(Exercise)
For the copy, please give all of the data again exactly and leave the pictures out.

Data tied to figure images
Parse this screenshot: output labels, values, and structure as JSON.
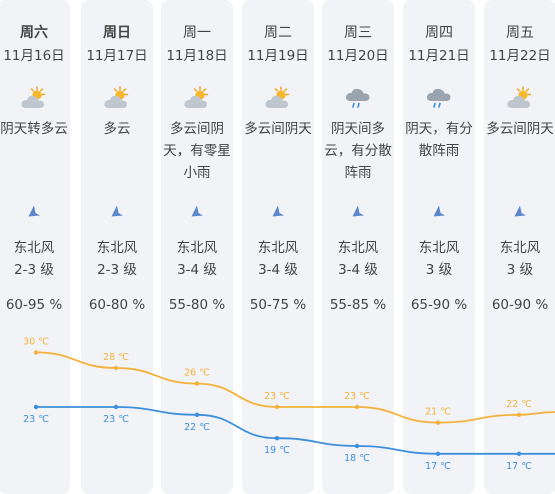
{
  "forecast": {
    "unit": "℃",
    "colors": {
      "high": "#f4b23c",
      "low": "#3c8fdc",
      "column_bg": "#f1f3f6"
    },
    "days": [
      {
        "day": "周六",
        "date": "11月16日",
        "icon": "cloudy-sun-icon",
        "desc": [
          "阴天转多云"
        ],
        "wind_dir": "东北风",
        "wind_level": "2-3 级",
        "humidity": "60-95 %",
        "high": 30,
        "low": 23,
        "bold": true
      },
      {
        "day": "周日",
        "date": "11月17日",
        "icon": "cloudy-sun-icon",
        "desc": [
          "多云"
        ],
        "wind_dir": "东北风",
        "wind_level": "2-3 级",
        "humidity": "60-80 %",
        "high": 28,
        "low": 23,
        "bold": true
      },
      {
        "day": "周一",
        "date": "11月18日",
        "icon": "cloudy-sun-icon",
        "desc": [
          "多云间阴",
          "天，有零星",
          "小雨"
        ],
        "wind_dir": "东北风",
        "wind_level": "3-4 级",
        "humidity": "55-80 %",
        "high": 26,
        "low": 22,
        "bold": false
      },
      {
        "day": "周二",
        "date": "11月19日",
        "icon": "cloudy-sun-icon",
        "desc": [
          "多云间阴天"
        ],
        "wind_dir": "东北风",
        "wind_level": "3-4 级",
        "humidity": "50-75 %",
        "high": 23,
        "low": 19,
        "bold": false
      },
      {
        "day": "周三",
        "date": "11月20日",
        "icon": "rain-cloud-icon",
        "desc": [
          "阴天间多",
          "云，有分散",
          "阵雨"
        ],
        "wind_dir": "东北风",
        "wind_level": "3-4 级",
        "humidity": "55-85 %",
        "high": 23,
        "low": 18,
        "bold": false
      },
      {
        "day": "周四",
        "date": "11月21日",
        "icon": "rain-cloud-icon",
        "desc": [
          "阴天，有分",
          "散阵雨"
        ],
        "wind_dir": "东北风",
        "wind_level": "3 级",
        "humidity": "65-90 %",
        "high": 21,
        "low": 17,
        "bold": false
      },
      {
        "day": "周五",
        "date": "11月22日",
        "icon": "cloudy-sun-icon",
        "desc": [
          "多云间阴天"
        ],
        "wind_dir": "东北风",
        "wind_level": "3 级",
        "humidity": "60-90 %",
        "high": 22,
        "low": 17,
        "bold": false
      }
    ]
  }
}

(In response)
Parse this screenshot: output labels, values, and structure as JSON.
{
  "forecast": {
    "unit": "℃",
    "colors": {
      "high": "#f4b23c",
      "low": "#3c8fdc",
      "column_bg": "#f1f3f6"
    },
    "days": [
      {
        "day": "周六",
        "date": "11月16日",
        "icon": "cloudy-sun-icon",
        "desc": [
          "阴天转多云"
        ],
        "wind_dir": "东北风",
        "wind_level": "2-3 级",
        "humidity": "60-95 %",
        "high": 30,
        "low": 23,
        "bold": true
      },
      {
        "day": "周日",
        "date": "11月17日",
        "icon": "cloudy-sun-icon",
        "desc": [
          "多云"
        ],
        "wind_dir": "东北风",
        "wind_level": "2-3 级",
        "humidity": "60-80 %",
        "high": 28,
        "low": 23,
        "bold": true
      },
      {
        "day": "周一",
        "date": "11月18日",
        "icon": "cloudy-sun-icon",
        "desc": [
          "多云间阴",
          "天，有零星",
          "小雨"
        ],
        "wind_dir": "东北风",
        "wind_level": "3-4 级",
        "humidity": "55-80 %",
        "high": 26,
        "low": 22,
        "bold": false
      },
      {
        "day": "周二",
        "date": "11月19日",
        "icon": "cloudy-sun-icon",
        "desc": [
          "多云间阴天"
        ],
        "wind_dir": "东北风",
        "wind_level": "3-4 级",
        "humidity": "50-75 %",
        "high": 23,
        "low": 19,
        "bold": false
      },
      {
        "day": "周三",
        "date": "11月20日",
        "icon": "rain-cloud-icon",
        "desc": [
          "阴天间多",
          "云，有分散",
          "阵雨"
        ],
        "wind_dir": "东北风",
        "wind_level": "3-4 级",
        "humidity": "55-85 %",
        "high": 23,
        "low": 18,
        "bold": false
      },
      {
        "day": "周四",
        "date": "11月21日",
        "icon": "rain-cloud-icon",
        "desc": [
          "阴天，有分",
          "散阵雨"
        ],
        "wind_dir": "东北风",
        "wind_level": "3 级",
        "humidity": "65-90 %",
        "high": 21,
        "low": 17,
        "bold": false
      },
      {
        "day": "周五",
        "date": "11月22日",
        "icon": "cloudy-sun-icon",
        "desc": [
          "多云间阴天"
        ],
        "wind_dir": "东北风",
        "wind_level": "3 级",
        "humidity": "60-90 %",
        "high": 22,
        "low": 17,
        "bold": false
      }
    ]
  }
}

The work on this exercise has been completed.